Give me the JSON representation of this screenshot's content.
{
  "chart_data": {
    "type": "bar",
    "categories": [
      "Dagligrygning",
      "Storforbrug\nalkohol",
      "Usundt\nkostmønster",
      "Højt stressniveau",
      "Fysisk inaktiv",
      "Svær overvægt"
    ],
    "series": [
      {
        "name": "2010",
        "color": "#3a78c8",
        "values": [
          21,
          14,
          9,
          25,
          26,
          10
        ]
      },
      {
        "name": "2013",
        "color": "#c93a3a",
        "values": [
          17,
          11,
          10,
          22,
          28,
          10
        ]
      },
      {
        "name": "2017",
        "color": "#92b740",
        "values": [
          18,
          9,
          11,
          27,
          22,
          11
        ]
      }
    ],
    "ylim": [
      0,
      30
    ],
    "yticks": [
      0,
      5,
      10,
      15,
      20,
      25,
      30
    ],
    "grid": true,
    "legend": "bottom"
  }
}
━━━━━━━━━━
• _What you should do_
Above are the records; retype them all without a single difference.

• _Solution below_
Give me the JSON representation of this screenshot's content.
{
  "chart_data": {
    "type": "bar",
    "categories": [
      "Dagligrygning",
      "Storforbrug\nalkohol",
      "Usundt\nkostmønster",
      "Højt stressniveau",
      "Fysisk inaktiv",
      "Svær overvægt"
    ],
    "series": [
      {
        "name": "2010",
        "color": "#3a78c8",
        "values": [
          21,
          14,
          9,
          25,
          26,
          10
        ]
      },
      {
        "name": "2013",
        "color": "#c93a3a",
        "values": [
          17,
          11,
          10,
          22,
          28,
          10
        ]
      },
      {
        "name": "2017",
        "color": "#92b740",
        "values": [
          18,
          9,
          11,
          27,
          22,
          11
        ]
      }
    ],
    "ylim": [
      0,
      30
    ],
    "yticks": [
      0,
      5,
      10,
      15,
      20,
      25,
      30
    ],
    "grid": true,
    "legend": "bottom"
  }
}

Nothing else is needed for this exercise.